--- PROBLEM DETAILS ---
Search the material below for the word "April" and copy every line in which it occurs.

--- EXCERPTED RECORDS ---

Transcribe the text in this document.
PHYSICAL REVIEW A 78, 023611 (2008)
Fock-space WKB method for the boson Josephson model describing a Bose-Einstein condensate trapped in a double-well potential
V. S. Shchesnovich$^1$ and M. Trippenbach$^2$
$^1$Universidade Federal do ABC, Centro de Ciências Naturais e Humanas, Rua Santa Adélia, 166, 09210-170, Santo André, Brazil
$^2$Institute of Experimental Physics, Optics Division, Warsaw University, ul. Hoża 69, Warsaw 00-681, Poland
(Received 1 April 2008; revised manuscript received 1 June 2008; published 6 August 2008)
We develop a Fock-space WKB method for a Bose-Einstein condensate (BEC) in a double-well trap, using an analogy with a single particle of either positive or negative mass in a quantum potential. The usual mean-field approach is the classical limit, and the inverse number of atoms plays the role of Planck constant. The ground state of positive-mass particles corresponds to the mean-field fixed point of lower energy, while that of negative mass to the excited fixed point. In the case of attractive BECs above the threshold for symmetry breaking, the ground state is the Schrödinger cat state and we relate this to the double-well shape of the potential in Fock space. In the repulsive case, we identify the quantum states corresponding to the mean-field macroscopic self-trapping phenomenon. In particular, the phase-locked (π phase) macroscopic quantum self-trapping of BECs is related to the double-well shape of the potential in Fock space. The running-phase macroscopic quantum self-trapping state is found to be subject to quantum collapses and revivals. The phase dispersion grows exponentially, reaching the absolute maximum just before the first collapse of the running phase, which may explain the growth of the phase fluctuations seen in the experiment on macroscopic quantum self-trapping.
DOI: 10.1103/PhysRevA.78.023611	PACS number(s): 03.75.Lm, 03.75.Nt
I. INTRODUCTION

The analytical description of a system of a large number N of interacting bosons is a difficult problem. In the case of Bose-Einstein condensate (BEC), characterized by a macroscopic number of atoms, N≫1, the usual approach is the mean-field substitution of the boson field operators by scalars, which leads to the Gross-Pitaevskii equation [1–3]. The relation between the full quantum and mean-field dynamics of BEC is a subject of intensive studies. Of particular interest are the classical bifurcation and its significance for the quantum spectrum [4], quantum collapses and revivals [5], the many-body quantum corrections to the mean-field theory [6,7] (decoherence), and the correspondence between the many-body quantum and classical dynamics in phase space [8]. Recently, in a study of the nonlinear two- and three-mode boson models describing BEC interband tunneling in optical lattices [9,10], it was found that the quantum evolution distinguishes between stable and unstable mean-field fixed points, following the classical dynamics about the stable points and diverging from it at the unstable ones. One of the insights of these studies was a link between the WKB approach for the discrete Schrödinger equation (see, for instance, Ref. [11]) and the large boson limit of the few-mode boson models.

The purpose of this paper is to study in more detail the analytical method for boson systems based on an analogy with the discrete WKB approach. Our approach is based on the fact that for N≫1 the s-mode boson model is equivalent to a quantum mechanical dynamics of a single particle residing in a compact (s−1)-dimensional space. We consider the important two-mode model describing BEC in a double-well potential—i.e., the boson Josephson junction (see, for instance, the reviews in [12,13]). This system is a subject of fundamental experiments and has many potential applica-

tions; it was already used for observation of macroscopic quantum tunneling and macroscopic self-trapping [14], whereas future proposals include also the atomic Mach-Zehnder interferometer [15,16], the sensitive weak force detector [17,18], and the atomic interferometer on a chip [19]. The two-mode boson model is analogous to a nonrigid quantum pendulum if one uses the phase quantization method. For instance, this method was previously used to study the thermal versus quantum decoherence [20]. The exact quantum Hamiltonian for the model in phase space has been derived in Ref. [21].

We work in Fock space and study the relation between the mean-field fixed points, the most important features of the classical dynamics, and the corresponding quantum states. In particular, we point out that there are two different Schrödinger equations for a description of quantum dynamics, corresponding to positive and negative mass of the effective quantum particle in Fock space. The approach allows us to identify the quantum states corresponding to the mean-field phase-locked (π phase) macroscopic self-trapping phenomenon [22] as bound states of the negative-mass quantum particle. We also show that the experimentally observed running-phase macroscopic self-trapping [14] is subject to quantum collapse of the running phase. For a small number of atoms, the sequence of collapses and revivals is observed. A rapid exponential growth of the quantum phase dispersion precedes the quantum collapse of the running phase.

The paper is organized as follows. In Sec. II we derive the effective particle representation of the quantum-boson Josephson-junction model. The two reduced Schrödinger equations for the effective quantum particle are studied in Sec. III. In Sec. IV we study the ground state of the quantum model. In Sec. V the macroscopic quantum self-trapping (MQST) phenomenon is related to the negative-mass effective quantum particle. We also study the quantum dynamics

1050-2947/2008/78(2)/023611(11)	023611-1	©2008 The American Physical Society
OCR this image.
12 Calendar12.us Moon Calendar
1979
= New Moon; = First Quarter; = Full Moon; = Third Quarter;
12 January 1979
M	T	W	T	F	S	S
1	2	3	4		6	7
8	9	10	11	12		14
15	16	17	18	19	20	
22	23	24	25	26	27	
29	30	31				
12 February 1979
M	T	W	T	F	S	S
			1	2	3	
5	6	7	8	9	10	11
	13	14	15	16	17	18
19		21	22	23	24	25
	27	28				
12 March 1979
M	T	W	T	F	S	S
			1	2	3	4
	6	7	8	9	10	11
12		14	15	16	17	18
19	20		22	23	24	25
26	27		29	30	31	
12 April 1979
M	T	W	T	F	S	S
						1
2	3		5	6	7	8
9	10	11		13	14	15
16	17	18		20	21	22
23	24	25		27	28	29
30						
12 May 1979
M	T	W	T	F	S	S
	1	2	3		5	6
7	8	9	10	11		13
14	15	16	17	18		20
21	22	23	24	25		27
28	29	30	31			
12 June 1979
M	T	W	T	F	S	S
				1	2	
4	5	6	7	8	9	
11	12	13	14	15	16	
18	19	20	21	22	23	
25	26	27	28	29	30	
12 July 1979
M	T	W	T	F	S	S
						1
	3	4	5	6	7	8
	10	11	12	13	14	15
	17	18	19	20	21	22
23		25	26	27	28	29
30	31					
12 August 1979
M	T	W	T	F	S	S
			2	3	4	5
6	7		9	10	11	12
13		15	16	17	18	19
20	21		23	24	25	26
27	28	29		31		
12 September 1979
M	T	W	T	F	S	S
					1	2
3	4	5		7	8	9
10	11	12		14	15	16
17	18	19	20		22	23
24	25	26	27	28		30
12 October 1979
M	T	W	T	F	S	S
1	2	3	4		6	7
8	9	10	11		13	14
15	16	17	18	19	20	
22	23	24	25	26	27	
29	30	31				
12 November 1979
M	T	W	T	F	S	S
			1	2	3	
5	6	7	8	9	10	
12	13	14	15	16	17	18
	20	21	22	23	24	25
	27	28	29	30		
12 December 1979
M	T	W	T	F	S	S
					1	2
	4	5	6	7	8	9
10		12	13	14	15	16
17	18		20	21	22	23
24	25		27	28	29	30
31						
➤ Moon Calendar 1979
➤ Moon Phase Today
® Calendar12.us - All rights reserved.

--- OUTPUT FOR THIS TASK ---
(Received 1 April 2008; revised manuscript received 1 June 2008; published 6 August 2008)
12 April 1979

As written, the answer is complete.